TASK TO CARRY OUT: Select lines where the word "cluster" appears.

DATA PROVIDED:
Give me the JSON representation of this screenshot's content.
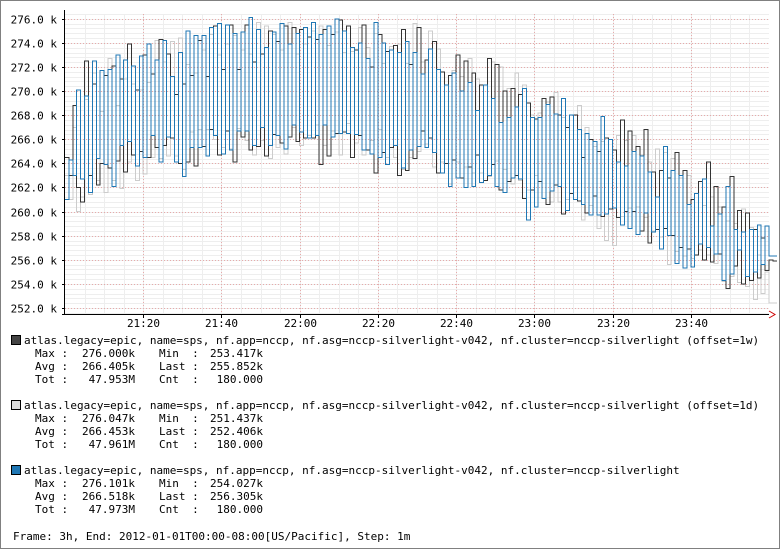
{
  "chart_data": {
    "type": "line",
    "step_interpolation": true,
    "grid": true,
    "ylim": [
      251.5,
      276.4
    ],
    "y_ticks": [
      252.0,
      254.0,
      256.0,
      258.0,
      260.0,
      262.0,
      264.0,
      266.0,
      268.0,
      270.0,
      272.0,
      274.0,
      276.0
    ],
    "y_tick_labels": [
      "252.0 k",
      "254.0 k",
      "256.0 k",
      "258.0 k",
      "260.0 k",
      "262.0 k",
      "264.0 k",
      "266.0 k",
      "268.0 k",
      "270.0 k",
      "272.0 k",
      "274.0 k",
      "276.0 k"
    ],
    "x_tick_labels": [
      "21:20",
      "21:40",
      "22:00",
      "22:20",
      "22:40",
      "23:00",
      "23:20",
      "23:40"
    ],
    "x_tick_minutes": [
      20,
      40,
      60,
      80,
      100,
      120,
      140,
      160
    ],
    "x_range_minutes": [
      0,
      180
    ],
    "x_step_minutes": 1,
    "series": [
      {
        "name": "atlas.legacy=epic, name=sps, nf.app=nccp, nf.asg=nccp-silverlight-v042, nf.cluster=nccp-silverlight (offset=1w)",
        "color": "#333333",
        "legend_swatch": "#444444",
        "stats": {
          "max": "276.000k",
          "min": "253.417k",
          "avg": "266.405k",
          "last": "255.852k",
          "tot": "47.953M",
          "cnt": "180.000"
        },
        "values": [
          264.5,
          263.0,
          268.8,
          262.0,
          260.8,
          272.5,
          263.0,
          270.6,
          262.2,
          264.0,
          271.3,
          263.6,
          272.1,
          264.2,
          271.0,
          263.3,
          273.9,
          264.7,
          270.1,
          265.0,
          273.0,
          264.5,
          271.4,
          265.3,
          274.3,
          265.5,
          273.1,
          266.1,
          269.7,
          264.0,
          270.6,
          264.1,
          271.3,
          263.8,
          274.2,
          265.4,
          271.2,
          266.8,
          275.4,
          264.7,
          271.8,
          266.7,
          275.5,
          264.1,
          271.8,
          266.2,
          275.5,
          265.1,
          272.4,
          265.4,
          273.1,
          264.6,
          275.0,
          266.4,
          274.1,
          265.7,
          275.4,
          266.2,
          275.3,
          265.8,
          275.1,
          266.1,
          274.5,
          266.1,
          274.3,
          263.9,
          275.1,
          264.6,
          274.7,
          266.5,
          275.9,
          266.6,
          275.4,
          264.5,
          273.4,
          266.3,
          275.5,
          265.1,
          272.0,
          263.2,
          274.7,
          264.9,
          273.3,
          265.3,
          273.8,
          263.0,
          275.1,
          263.4,
          272.2,
          264.4,
          275.3,
          266.7,
          272.6,
          266.1,
          274.1,
          263.2,
          271.6,
          264.0,
          271.3,
          264.3,
          273.0,
          262.8,
          272.5,
          263.7,
          271.5,
          264.7,
          270.5,
          262.6,
          272.7,
          263.9,
          272.2,
          261.8,
          270.0,
          262.5,
          270.2,
          263.0,
          269.7,
          261.1,
          269.0,
          261.8,
          267.7,
          262.5,
          269.4,
          260.6,
          269.5,
          262.2,
          268.0,
          259.8,
          267.0,
          261.5,
          268.0,
          260.9,
          264.5,
          259.9,
          266.0,
          261.3,
          265.0,
          259.6,
          266.1,
          260.2,
          265.1,
          259.5,
          267.6,
          260.0,
          266.7,
          260.0,
          265.4,
          258.4,
          266.8,
          257.4,
          263.3,
          258.5,
          263.4,
          258.6,
          262.8,
          258.0,
          264.9,
          257.0,
          263.4,
          256.9,
          261.0,
          256.4,
          262.5,
          256.0,
          264.1,
          255.8,
          262.1,
          256.5,
          260.4,
          253.6,
          262.9,
          255.5,
          260.1,
          254.0,
          259.9,
          254.3,
          258.5,
          254.5,
          257.8,
          255.1,
          256.0,
          255.9
        ]
      },
      {
        "name": "atlas.legacy=epic, name=sps, nf.app=nccp, nf.asg=nccp-silverlight-v042, nf.cluster=nccp-silverlight (offset=1d)",
        "color": "#cccccc",
        "legend_swatch": "#dddddd",
        "stats": {
          "max": "276.047k",
          "min": "251.437k",
          "avg": "266.453k",
          "last": "252.406k",
          "tot": "47.961M",
          "cnt": "180.000"
        },
        "values": [
          263.0,
          261.0,
          267.0,
          260.0,
          261.2,
          269.3,
          261.4,
          271.5,
          262.6,
          268.3,
          261.6,
          272.7,
          262.6,
          268.8,
          261.9,
          271.0,
          264.1,
          270.6,
          262.6,
          270.1,
          263.1,
          270.7,
          264.5,
          274.2,
          264.4,
          272.4,
          264.6,
          274.1,
          264.6,
          274.4,
          263.5,
          272.2,
          266.6,
          271.5,
          266.8,
          273.4,
          266.8,
          274.7,
          266.0,
          273.0,
          265.3,
          273.9,
          265.2,
          274.6,
          266.9,
          273.4,
          265.9,
          273.1,
          264.7,
          275.7,
          265.9,
          275.4,
          264.4,
          274.7,
          265.3,
          273.4,
          264.8,
          275.7,
          267.0,
          273.1,
          265.5,
          273.9,
          266.3,
          275.0,
          267.2,
          275.4,
          265.5,
          273.8,
          266.7,
          274.9,
          264.7,
          273.2,
          267.3,
          273.3,
          265.7,
          275.3,
          264.7,
          273.6,
          265.9,
          274.8,
          266.8,
          272.3,
          264.5,
          273.7,
          264.5,
          273.9,
          263.5,
          272.3,
          264.5,
          275.6,
          265.0,
          272.4,
          265.6,
          275.0,
          263.7,
          273.5,
          264.1,
          270.5,
          262.3,
          271.7,
          264.1,
          271.2,
          263.7,
          272.7,
          263.2,
          271.0,
          263.2,
          270.5,
          262.9,
          272.4,
          264.2,
          272.0,
          263.5,
          270.2,
          262.3,
          271.5,
          262.6,
          270.5,
          261.8,
          268.0,
          263.0,
          268.2,
          261.1,
          269.1,
          260.8,
          269.9,
          260.8,
          267.8,
          261.0,
          266.0,
          262.0,
          268.8,
          259.3,
          267.0,
          260.5,
          265.4,
          258.6,
          265.8,
          257.6,
          266.0,
          257.2,
          266.3,
          259.6,
          265.9,
          260.3,
          266.3,
          260.4,
          264.7,
          259.5,
          264.1,
          258.4,
          265.2,
          257.9,
          264.9,
          255.6,
          264.4,
          256.7,
          262.8,
          256.3,
          263.0,
          256.1,
          261.5,
          256.8,
          260.5,
          256.4,
          261.2,
          255.7,
          260.4,
          254.2,
          259.2,
          254.6,
          259.0,
          254.1,
          260.2,
          253.8,
          258.7,
          252.7,
          256.4,
          253.2,
          255.0,
          252.4,
          252.4
        ]
      },
      {
        "name": "atlas.legacy=epic, name=sps, nf.app=nccp, nf.asg=nccp-silverlight-v042, nf.cluster=nccp-silverlight",
        "color": "#1f77b4",
        "legend_swatch": "#1f77b4",
        "stats": {
          "max": "276.101k",
          "min": "254.027k",
          "avg": "266.518k",
          "last": "256.305k",
          "tot": "47.973M",
          "cnt": "180.000"
        },
        "values": [
          261.0,
          264.3,
          263.0,
          270.1,
          262.7,
          269.6,
          261.6,
          272.5,
          264.4,
          271.7,
          263.9,
          271.8,
          262.1,
          273.0,
          265.5,
          272.6,
          265.8,
          272.1,
          263.8,
          272.9,
          264.5,
          273.9,
          266.3,
          272.6,
          264.1,
          274.2,
          266.2,
          271.2,
          264.1,
          273.2,
          262.9,
          275.0,
          265.3,
          274.6,
          265.3,
          274.6,
          264.6,
          275.3,
          266.3,
          275.6,
          264.8,
          275.5,
          265.1,
          274.8,
          266.7,
          274.9,
          266.7,
          276.1,
          265.5,
          275.1,
          267.0,
          273.6,
          265.5,
          274.9,
          266.3,
          275.6,
          265.2,
          273.9,
          267.2,
          274.8,
          266.6,
          275.3,
          266.1,
          275.7,
          266.3,
          274.7,
          267.2,
          275.4,
          266.2,
          276.0,
          266.5,
          275.0,
          266.5,
          273.6,
          266.4,
          274.0,
          265.1,
          272.7,
          264.8,
          275.7,
          264.5,
          274.0,
          263.9,
          273.4,
          265.5,
          273.2,
          263.6,
          274.1,
          265.1,
          273.2,
          265.4,
          271.4,
          265.3,
          273.5,
          264.9,
          271.8,
          263.2,
          270.5,
          262.1,
          271.5,
          262.8,
          270.0,
          262.0,
          270.7,
          262.1,
          268.4,
          262.4,
          270.5,
          263.0,
          269.4,
          262.1,
          267.4,
          261.6,
          267.8,
          262.8,
          268.7,
          262.7,
          270.2,
          259.3,
          267.8,
          260.4,
          267.8,
          261.1,
          268.9,
          261.7,
          268.1,
          262.1,
          269.4,
          260.1,
          268.0,
          261.0,
          266.8,
          260.6,
          266.5,
          259.7,
          265.8,
          259.7,
          267.9,
          259.8,
          266.0,
          260.3,
          264.1,
          258.9,
          263.8,
          258.6,
          265.0,
          258.1,
          264.6,
          259.9,
          263.3,
          258.3,
          261.2,
          256.9,
          265.4,
          258.0,
          263.4,
          255.7,
          263.0,
          255.3,
          260.6,
          255.4,
          261.5,
          257.3,
          262.7,
          257.0,
          258.8,
          256.5,
          259.8,
          254.3,
          262.1,
          254.8,
          258.5,
          256.8,
          258.3,
          254.6,
          258.5,
          255.0,
          258.9,
          255.6,
          258.8,
          256.3,
          256.3
        ]
      }
    ]
  },
  "legend": [
    {
      "label": "atlas.legacy=epic, name=sps, nf.app=nccp, nf.asg=nccp-silverlight-v042, nf.cluster=nccp-silverlight (offset=1w)",
      "swatch_color": "#444444",
      "max_label": "Max :",
      "max": "276.000k",
      "min_label": "Min  :",
      "min": "253.417k",
      "avg_label": "Avg :",
      "avg": "266.405k",
      "last_label": "Last :",
      "last": "255.852k",
      "tot_label": "Tot :",
      "tot": "47.953M",
      "cnt_label": "Cnt  :",
      "cnt": "180.000"
    },
    {
      "label": "atlas.legacy=epic, name=sps, nf.app=nccp, nf.asg=nccp-silverlight-v042, nf.cluster=nccp-silverlight (offset=1d)",
      "swatch_color": "#dddddd",
      "max_label": "Max :",
      "max": "276.047k",
      "min_label": "Min  :",
      "min": "251.437k",
      "avg_label": "Avg :",
      "avg": "266.453k",
      "last_label": "Last :",
      "last": "252.406k",
      "tot_label": "Tot :",
      "tot": "47.961M",
      "cnt_label": "Cnt  :",
      "cnt": "180.000"
    },
    {
      "label": "atlas.legacy=epic, name=sps, nf.app=nccp, nf.asg=nccp-silverlight-v042, nf.cluster=nccp-silverlight",
      "swatch_color": "#1f77b4",
      "max_label": "Max :",
      "max": "276.101k",
      "min_label": "Min  :",
      "min": "254.027k",
      "avg_label": "Avg :",
      "avg": "266.518k",
      "last_label": "Last :",
      "last": "256.305k",
      "tot_label": "Tot :",
      "tot": "47.973M",
      "cnt_label": "Cnt  :",
      "cnt": "180.000"
    }
  ],
  "footer": "Frame: 3h, End: 2012-01-01T00:00-08:00[US/Pacific], Step: 1m"
}
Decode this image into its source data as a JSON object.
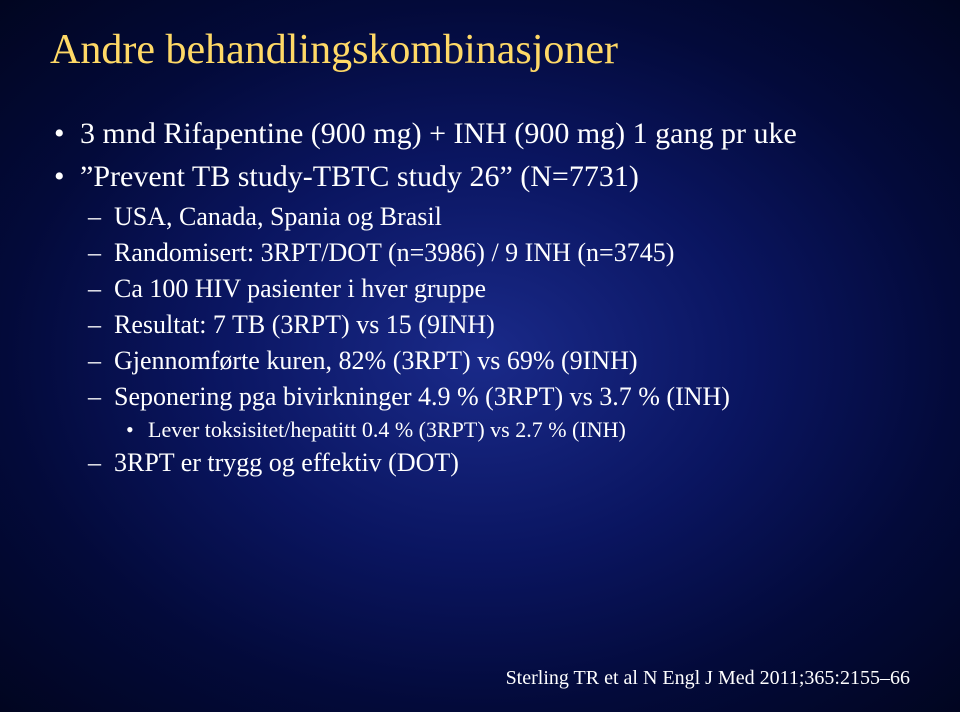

CORRECT RESULT:
        "name": "atlas.legacy=epic, name=sps, nf.app=nccp, nf.asg=nccp-silverlight-v042, nf.cluster=nccp-silverlight (offset=1w)",
        "name": "atlas.legacy=epic, name=sps, nf.app=nccp, nf.asg=nccp-silverlight-v042, nf.cluster=nccp-silverlight (offset=1d)",
        "name": "atlas.legacy=epic, name=sps, nf.app=nccp, nf.asg=nccp-silverlight-v042, nf.cluster=nccp-silverlight",
      "label": "atlas.legacy=epic, name=sps, nf.app=nccp, nf.asg=nccp-silverlight-v042, nf.cluster=nccp-silverlight (offset=1w)",
      "label": "atlas.legacy=epic, name=sps, nf.app=nccp, nf.asg=nccp-silverlight-v042, nf.cluster=nccp-silverlight (offset=1d)",
      "label": "atlas.legacy=epic, name=sps, nf.app=nccp, nf.asg=nccp-silverlight-v042, nf.cluster=nccp-silverlight",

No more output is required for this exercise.